[Records for the exercise]:

>> BEGIN

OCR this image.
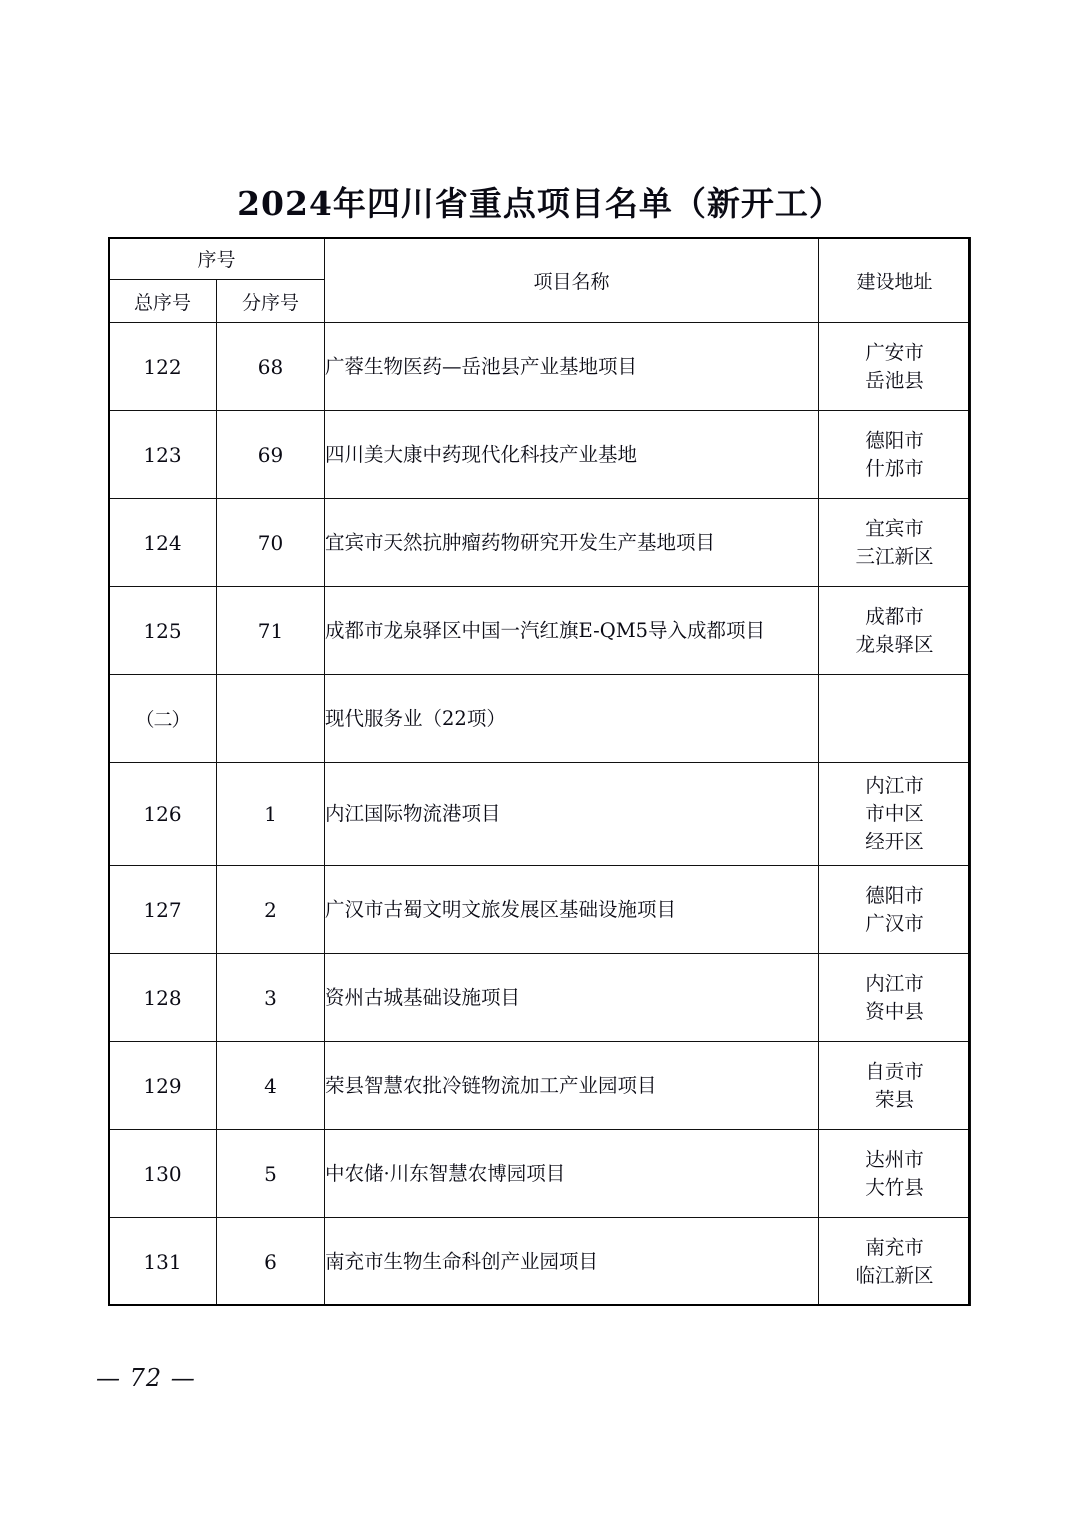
2024年四川省重点项目名单（新开工）
序号		项目名称	建设地址
总序号	分序号		
122	68	广蓉生物医药—岳池县产业基地项目	广安市
岳池县

123	69	四川美大康中药现代化科技产业基地	德阳市
什邡市

124	70	宜宾市天然抗肿瘤药物研究开发生产基地项目	宜宾市
三江新区

125	71	成都市龙泉驿区中国一汽红旗E-QM5导入成都项目	成都市
龙泉驿区

（二）		现代服务业（22项）	
126	1	内江国际物流港项目	内江市
市中区
经开区

127	2	广汉市古蜀文明文旅发展区基础设施项目	德阳市
广汉市

128	3	资州古城基础设施项目	内江市
资中县

129	4	荣县智慧农批冷链物流加工产业园项目	自贡市
荣县

130	5	中农储·川东智慧农博园项目	达州市
大竹县

131	6	南充市生物生命科创产业园项目	南充市
临江新区
— 72 —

>> END

[What the exercise asks]: Word for word, quote the lines above. Omit the pictures.

[Exercise result]:
OCR this image.
2024年四川省重点项目名单（新开工）
序号		项目名称	建设地址
总序号	分序号		
122	68	广蓉生物医药—岳池县产业基地项目	广安市
岳池县

123	69	四川美大康中药现代化科技产业基地	德阳市
什邡市

124	70	宜宾市天然抗肿瘤药物研究开发生产基地项目	宜宾市
三江新区

125	71	成都市龙泉驿区中国一汽红旗E-QM5导入成都项目	成都市
龙泉驿区

（二）		现代服务业（22项）	
126	1	内江国际物流港项目	内江市
市中区
经开区

127	2	广汉市古蜀文明文旅发展区基础设施项目	德阳市
广汉市

128	3	资州古城基础设施项目	内江市
资中县

129	4	荣县智慧农批冷链物流加工产业园项目	自贡市
荣县

130	5	中农储·川东智慧农博园项目	达州市
大竹县

131	6	南充市生物生命科创产业园项目	南充市
临江新区
— 72 —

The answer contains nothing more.